*Exercise requirements*
Reproduce every entry below precisely; do not include the pictures.

*Material to process*
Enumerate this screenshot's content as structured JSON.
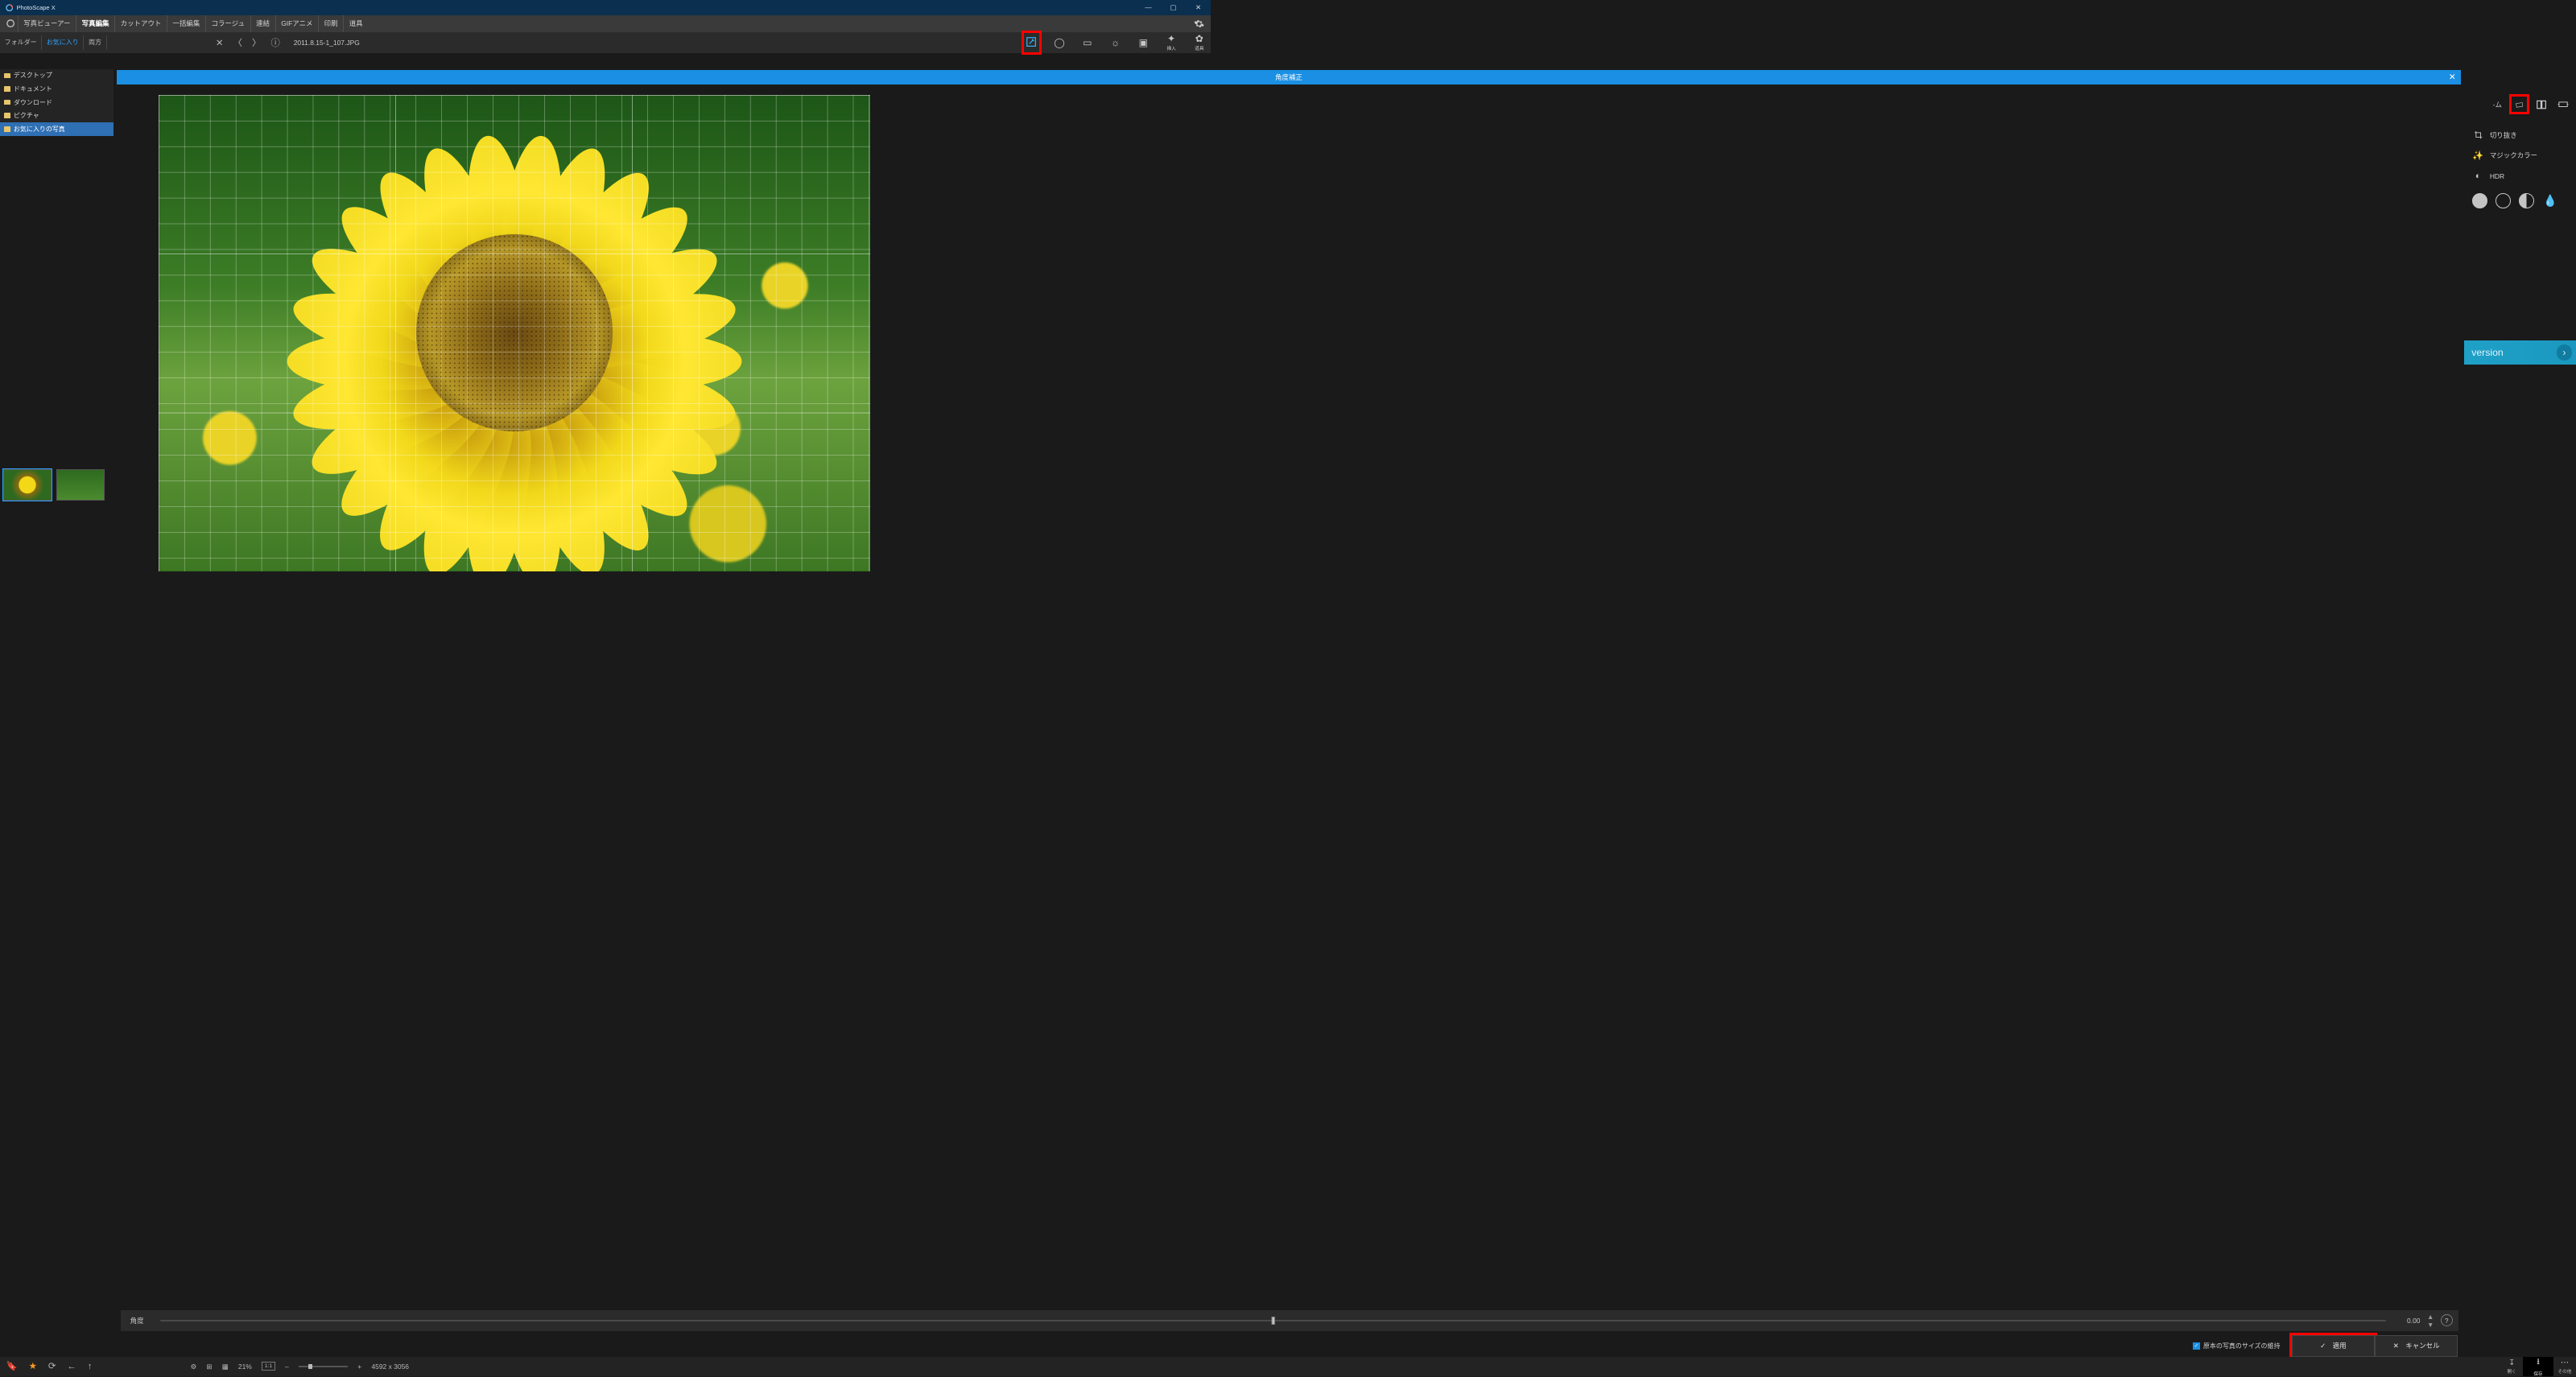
{
  "app": {
    "title": "PhotoScape X"
  },
  "menu": {
    "items": [
      "写真ビューアー",
      "写真編集",
      "カットアウト",
      "一括編集",
      "コラージュ",
      "連結",
      "GIFアニメ",
      "印刷",
      "道具"
    ],
    "active_index": 1
  },
  "loc_tabs": {
    "items": [
      "フォルダー",
      "お気に入り",
      "両方"
    ],
    "active_index": 1
  },
  "file": {
    "name": "2011.8.15-1_107.JPG"
  },
  "top_tools": [
    {
      "id": "edit",
      "label": "",
      "icon": "✎"
    },
    {
      "id": "circle",
      "label": "",
      "icon": "◯"
    },
    {
      "id": "film",
      "label": "",
      "icon": "▭"
    },
    {
      "id": "light",
      "label": "",
      "icon": "☼"
    },
    {
      "id": "frame",
      "label": "",
      "icon": "▣"
    },
    {
      "id": "insert",
      "label": "挿入",
      "icon": "✦"
    },
    {
      "id": "tools",
      "label": "道具",
      "icon": "✿"
    }
  ],
  "row2_tools": [
    {
      "id": "frame-like",
      "icon": "-ム"
    },
    {
      "id": "straighten",
      "icon": "▱"
    },
    {
      "id": "mirror",
      "icon": "◧"
    },
    {
      "id": "resize",
      "icon": "↔"
    }
  ],
  "sidebar": {
    "items": [
      "デスクトップ",
      "ドキュメント",
      "ダウンロード",
      "ピクチャ",
      "お気に入りの写真"
    ],
    "selected_index": 4
  },
  "modal": {
    "title": "角度補正",
    "angle_label": "角度",
    "angle_value": "0.00",
    "keep_size_label": "原本の写真のサイズの維持",
    "apply": "適用",
    "cancel": "キャンセル"
  },
  "right_panel": {
    "crop": "切り抜き",
    "magic": "マジックカラー",
    "hdr": "HDR"
  },
  "version_banner": {
    "text": "version"
  },
  "bottom": {
    "zoom_pct": "21%",
    "ratio": "1:1",
    "dims": "4592 x 3056",
    "open": "開く",
    "save": "保存",
    "other": "その他"
  }
}
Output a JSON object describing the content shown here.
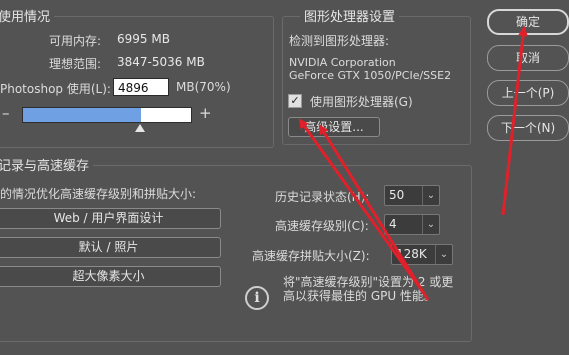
{
  "memory": {
    "title": "使用情况",
    "available_label": "可用内存:",
    "available_value": "6995 MB",
    "ideal_label": "理想范围:",
    "ideal_value": "3847-5036 MB",
    "usage_label": "Photoshop 使用(L):",
    "usage_value": "4896",
    "usage_unit": "MB(70%)",
    "slider_percent": 70,
    "minus": "–",
    "plus": "+"
  },
  "gpu": {
    "title": "图形处理器设置",
    "detected_label": "检测到图形处理器:",
    "vendor": "NVIDIA Corporation",
    "model": "GeForce GTX 1050/PCIe/SSE2",
    "use_gpu_label": "使用图形处理器(G)",
    "use_gpu_checked": true,
    "advanced_button": "高级设置..."
  },
  "history_cache": {
    "title": "记录与高速缓存",
    "optimize_label": "的情况优化高速缓存级别和拼贴大小:",
    "preset_web": "Web / 用户界面设计",
    "preset_default": "默认 / 照片",
    "preset_huge": "超大像素大小",
    "history_states_label": "历史记录状态(H):",
    "history_states_value": "50",
    "cache_levels_label": "高速缓存级别(C):",
    "cache_levels_value": "4",
    "tile_size_label": "高速缓存拼贴大小(Z):",
    "tile_size_value": "128K",
    "note_line1": "将\"高速缓存级别\"设置为 2 或更",
    "note_line2": "高以获得最佳的 GPU 性能。"
  },
  "buttons": {
    "ok": "确定",
    "cancel": "取消",
    "prev": "上一个(P)",
    "next": "下一个(N)"
  },
  "colors": {
    "annotation_arrow": "#e0202a",
    "slider_fill": "#6fa0e4",
    "background": "#535353"
  }
}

*Exercise response*
Enumerate this screenshot's content as structured JSON.
{
  "app": {
    "title": "PhotoScape X"
  },
  "menu": {
    "items": [
      "写真ビューアー",
      "写真編集",
      "カットアウト",
      "一括編集",
      "コラージュ",
      "連結",
      "GIFアニメ",
      "印刷",
      "道具"
    ],
    "active_index": 1
  },
  "loc_tabs": {
    "items": [
      "フォルダー",
      "お気に入り",
      "両方"
    ],
    "active_index": 1
  },
  "file": {
    "name": "2011.8.15-1_107.JPG"
  },
  "top_tools": [
    {
      "id": "edit",
      "label": "",
      "icon": "✎"
    },
    {
      "id": "circle",
      "label": "",
      "icon": "◯"
    },
    {
      "id": "film",
      "label": "",
      "icon": "▭"
    },
    {
      "id": "light",
      "label": "",
      "icon": "☼"
    },
    {
      "id": "frame",
      "label": "",
      "icon": "▣"
    },
    {
      "id": "insert",
      "label": "挿入",
      "icon": "✦"
    },
    {
      "id": "tools",
      "label": "道具",
      "icon": "✿"
    }
  ],
  "row2_tools": [
    {
      "id": "frame-like",
      "icon": "-ム"
    },
    {
      "id": "straighten",
      "icon": "▱"
    },
    {
      "id": "mirror",
      "icon": "◧"
    },
    {
      "id": "resize",
      "icon": "↔"
    }
  ],
  "sidebar": {
    "items": [
      "デスクトップ",
      "ドキュメント",
      "ダウンロード",
      "ピクチャ",
      "お気に入りの写真"
    ],
    "selected_index": 4
  },
  "modal": {
    "title": "角度補正",
    "angle_label": "角度",
    "angle_value": "0.00",
    "keep_size_label": "原本の写真のサイズの維持",
    "apply": "適用",
    "cancel": "キャンセル"
  },
  "right_panel": {
    "crop": "切り抜き",
    "magic": "マジックカラー",
    "hdr": "HDR"
  },
  "version_banner": {
    "text": "version"
  },
  "bottom": {
    "zoom_pct": "21%",
    "ratio": "1:1",
    "dims": "4592 x 3056",
    "open": "開く",
    "save": "保存",
    "other": "その他"
  }
}
Output a JSON object describing the content shown here.
{
  "memory": {
    "title": "使用情况",
    "available_label": "可用内存:",
    "available_value": "6995 MB",
    "ideal_label": "理想范围:",
    "ideal_value": "3847-5036 MB",
    "usage_label": "Photoshop 使用(L):",
    "usage_value": "4896",
    "usage_unit": "MB(70%)",
    "slider_percent": 70,
    "minus": "–",
    "plus": "+"
  },
  "gpu": {
    "title": "图形处理器设置",
    "detected_label": "检测到图形处理器:",
    "vendor": "NVIDIA Corporation",
    "model": "GeForce GTX 1050/PCIe/SSE2",
    "use_gpu_label": "使用图形处理器(G)",
    "use_gpu_checked": true,
    "advanced_button": "高级设置..."
  },
  "history_cache": {
    "title": "记录与高速缓存",
    "optimize_label": "的情况优化高速缓存级别和拼贴大小:",
    "preset_web": "Web / 用户界面设计",
    "preset_default": "默认 / 照片",
    "preset_huge": "超大像素大小",
    "history_states_label": "历史记录状态(H):",
    "history_states_value": "50",
    "cache_levels_label": "高速缓存级别(C):",
    "cache_levels_value": "4",
    "tile_size_label": "高速缓存拼贴大小(Z):",
    "tile_size_value": "128K",
    "note_line1": "将\"高速缓存级别\"设置为 2 或更",
    "note_line2": "高以获得最佳的 GPU 性能。"
  },
  "buttons": {
    "ok": "确定",
    "cancel": "取消",
    "prev": "上一个(P)",
    "next": "下一个(N)"
  },
  "colors": {
    "annotation_arrow": "#e0202a",
    "slider_fill": "#6fa0e4",
    "background": "#535353"
  }
}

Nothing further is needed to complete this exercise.